== Set exercise ==
Show, in full, each line of the data that contains "soweit".

Dataset entries
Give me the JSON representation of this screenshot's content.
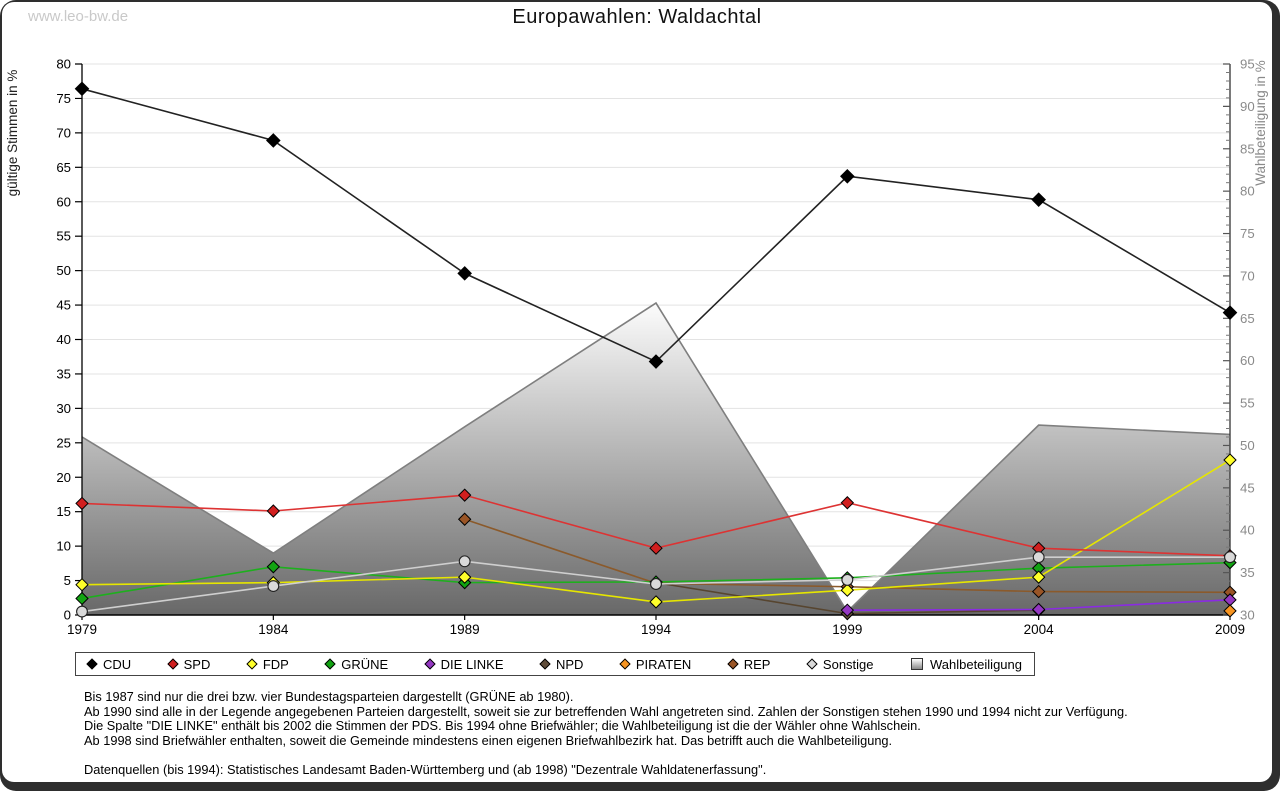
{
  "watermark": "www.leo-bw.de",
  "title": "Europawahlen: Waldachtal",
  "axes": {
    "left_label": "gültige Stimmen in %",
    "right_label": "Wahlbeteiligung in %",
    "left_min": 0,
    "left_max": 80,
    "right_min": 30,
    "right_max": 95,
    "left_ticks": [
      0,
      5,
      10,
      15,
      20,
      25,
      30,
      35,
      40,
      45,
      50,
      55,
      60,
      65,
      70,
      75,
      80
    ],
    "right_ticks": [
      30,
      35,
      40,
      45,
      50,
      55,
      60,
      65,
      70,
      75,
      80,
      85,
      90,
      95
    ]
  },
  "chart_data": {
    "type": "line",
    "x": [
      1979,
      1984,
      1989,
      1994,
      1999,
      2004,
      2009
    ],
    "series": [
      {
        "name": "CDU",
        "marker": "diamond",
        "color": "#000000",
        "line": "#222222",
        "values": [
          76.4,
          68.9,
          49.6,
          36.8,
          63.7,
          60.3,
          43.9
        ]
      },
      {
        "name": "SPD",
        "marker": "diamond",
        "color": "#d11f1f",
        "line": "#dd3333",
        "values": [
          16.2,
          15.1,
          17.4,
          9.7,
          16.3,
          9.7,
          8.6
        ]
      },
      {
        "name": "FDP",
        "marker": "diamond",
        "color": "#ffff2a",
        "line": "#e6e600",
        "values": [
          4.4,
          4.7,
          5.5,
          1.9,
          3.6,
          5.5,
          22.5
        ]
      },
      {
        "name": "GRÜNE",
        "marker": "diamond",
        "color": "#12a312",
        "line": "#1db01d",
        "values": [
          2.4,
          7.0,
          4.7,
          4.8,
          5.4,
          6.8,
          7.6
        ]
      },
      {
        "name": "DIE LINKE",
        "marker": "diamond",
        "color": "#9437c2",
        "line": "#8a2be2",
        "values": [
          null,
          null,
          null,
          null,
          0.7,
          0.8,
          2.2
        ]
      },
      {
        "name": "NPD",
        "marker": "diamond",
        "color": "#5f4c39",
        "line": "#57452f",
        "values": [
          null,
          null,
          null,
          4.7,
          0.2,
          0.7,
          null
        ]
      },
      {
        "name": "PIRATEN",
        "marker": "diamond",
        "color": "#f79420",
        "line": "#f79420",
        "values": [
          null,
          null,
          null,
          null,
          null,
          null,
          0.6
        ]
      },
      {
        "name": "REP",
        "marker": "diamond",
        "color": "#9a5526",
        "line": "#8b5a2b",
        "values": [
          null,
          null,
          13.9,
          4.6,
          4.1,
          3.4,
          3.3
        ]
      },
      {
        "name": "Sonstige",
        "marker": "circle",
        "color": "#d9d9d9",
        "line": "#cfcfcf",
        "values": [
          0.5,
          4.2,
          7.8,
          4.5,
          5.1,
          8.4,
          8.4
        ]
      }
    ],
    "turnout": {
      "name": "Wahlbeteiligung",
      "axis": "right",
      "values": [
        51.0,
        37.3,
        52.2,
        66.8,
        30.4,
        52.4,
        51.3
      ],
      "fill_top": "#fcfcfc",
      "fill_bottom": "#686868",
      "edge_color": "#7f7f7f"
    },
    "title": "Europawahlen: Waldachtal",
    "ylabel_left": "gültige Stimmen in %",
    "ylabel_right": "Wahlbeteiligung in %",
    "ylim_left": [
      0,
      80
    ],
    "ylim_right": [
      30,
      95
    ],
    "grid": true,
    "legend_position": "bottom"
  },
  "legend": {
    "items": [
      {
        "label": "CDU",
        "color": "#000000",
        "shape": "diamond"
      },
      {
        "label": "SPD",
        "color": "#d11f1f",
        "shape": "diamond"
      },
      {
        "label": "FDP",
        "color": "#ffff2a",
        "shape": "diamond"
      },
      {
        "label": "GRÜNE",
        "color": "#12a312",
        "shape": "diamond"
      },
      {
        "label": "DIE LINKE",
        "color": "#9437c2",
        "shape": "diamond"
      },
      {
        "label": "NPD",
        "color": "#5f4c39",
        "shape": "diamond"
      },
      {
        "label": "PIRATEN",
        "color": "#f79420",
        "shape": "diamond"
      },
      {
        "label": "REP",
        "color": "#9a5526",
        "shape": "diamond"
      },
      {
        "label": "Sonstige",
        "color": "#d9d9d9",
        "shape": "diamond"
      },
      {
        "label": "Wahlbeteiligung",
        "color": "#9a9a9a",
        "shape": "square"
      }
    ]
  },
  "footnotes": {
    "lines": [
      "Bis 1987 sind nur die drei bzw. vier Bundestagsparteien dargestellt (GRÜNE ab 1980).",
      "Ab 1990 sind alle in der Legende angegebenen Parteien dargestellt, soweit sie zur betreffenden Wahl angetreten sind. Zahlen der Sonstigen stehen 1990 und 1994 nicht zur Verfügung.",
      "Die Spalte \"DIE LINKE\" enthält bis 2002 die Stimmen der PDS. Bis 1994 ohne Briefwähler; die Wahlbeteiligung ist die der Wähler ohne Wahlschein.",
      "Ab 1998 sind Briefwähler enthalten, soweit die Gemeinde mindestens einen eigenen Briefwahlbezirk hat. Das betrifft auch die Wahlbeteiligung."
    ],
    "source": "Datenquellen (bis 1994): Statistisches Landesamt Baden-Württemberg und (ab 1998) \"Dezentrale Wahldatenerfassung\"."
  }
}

== Response to this task ==
      "Ab 1990 sind alle in der Legende angegebenen Parteien dargestellt, soweit sie zur betreffenden Wahl angetreten sind. Zahlen der Sonstigen stehen 1990 und 1994 nicht zur Verfügung.",
      "Ab 1998 sind Briefwähler enthalten, soweit die Gemeinde mindestens einen eigenen Briefwahlbezirk hat. Das betrifft auch die Wahlbeteiligung."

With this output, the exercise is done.